#### RECORDS SUPPLIED

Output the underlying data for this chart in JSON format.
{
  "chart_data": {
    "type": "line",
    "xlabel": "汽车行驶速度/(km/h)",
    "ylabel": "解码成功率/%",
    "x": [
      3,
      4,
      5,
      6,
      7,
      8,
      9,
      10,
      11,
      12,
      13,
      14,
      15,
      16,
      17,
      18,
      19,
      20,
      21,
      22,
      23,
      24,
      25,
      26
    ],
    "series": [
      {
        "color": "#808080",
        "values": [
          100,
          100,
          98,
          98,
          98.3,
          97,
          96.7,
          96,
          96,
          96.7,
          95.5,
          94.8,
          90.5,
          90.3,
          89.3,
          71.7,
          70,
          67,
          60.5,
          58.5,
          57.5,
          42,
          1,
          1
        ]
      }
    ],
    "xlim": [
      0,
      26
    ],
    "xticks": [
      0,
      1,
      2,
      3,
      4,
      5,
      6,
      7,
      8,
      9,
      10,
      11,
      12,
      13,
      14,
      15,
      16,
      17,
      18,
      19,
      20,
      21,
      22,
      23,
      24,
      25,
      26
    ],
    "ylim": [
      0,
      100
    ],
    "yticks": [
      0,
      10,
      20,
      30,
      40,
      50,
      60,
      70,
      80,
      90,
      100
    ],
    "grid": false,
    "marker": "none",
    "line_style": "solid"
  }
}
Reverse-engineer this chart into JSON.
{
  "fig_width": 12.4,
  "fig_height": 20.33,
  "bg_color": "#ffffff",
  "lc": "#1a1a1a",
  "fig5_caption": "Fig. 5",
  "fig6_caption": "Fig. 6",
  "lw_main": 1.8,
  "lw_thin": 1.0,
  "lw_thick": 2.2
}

########

• SHORT PROBLEM: Retype the material in full, character for character.

• SOLUTION:
Output the underlying data for this chart in JSON format.
{
  "chart_data": {
    "type": "line",
    "xlabel": "汽车行驶速度/(km/h)",
    "ylabel": "解码成功率/%",
    "x": [
      3,
      4,
      5,
      6,
      7,
      8,
      9,
      10,
      11,
      12,
      13,
      14,
      15,
      16,
      17,
      18,
      19,
      20,
      21,
      22,
      23,
      24,
      25,
      26
    ],
    "series": [
      {
        "color": "#808080",
        "values": [
          100,
          100,
          98,
          98,
          98.3,
          97,
          96.7,
          96,
          96,
          96.7,
          95.5,
          94.8,
          90.5,
          90.3,
          89.3,
          71.7,
          70,
          67,
          60.5,
          58.5,
          57.5,
          42,
          1,
          1
        ]
      }
    ],
    "xlim": [
      0,
      26
    ],
    "xticks": [
      0,
      1,
      2,
      3,
      4,
      5,
      6,
      7,
      8,
      9,
      10,
      11,
      12,
      13,
      14,
      15,
      16,
      17,
      18,
      19,
      20,
      21,
      22,
      23,
      24,
      25,
      26
    ],
    "ylim": [
      0,
      100
    ],
    "yticks": [
      0,
      10,
      20,
      30,
      40,
      50,
      60,
      70,
      80,
      90,
      100
    ],
    "grid": false,
    "marker": "none",
    "line_style": "solid"
  }
}
Reverse-engineer this chart into JSON.
{
  "fig_width": 12.4,
  "fig_height": 20.33,
  "bg_color": "#ffffff",
  "lc": "#1a1a1a",
  "fig5_caption": "Fig. 5",
  "fig6_caption": "Fig. 6",
  "lw_main": 1.8,
  "lw_thin": 1.0,
  "lw_thick": 2.2
}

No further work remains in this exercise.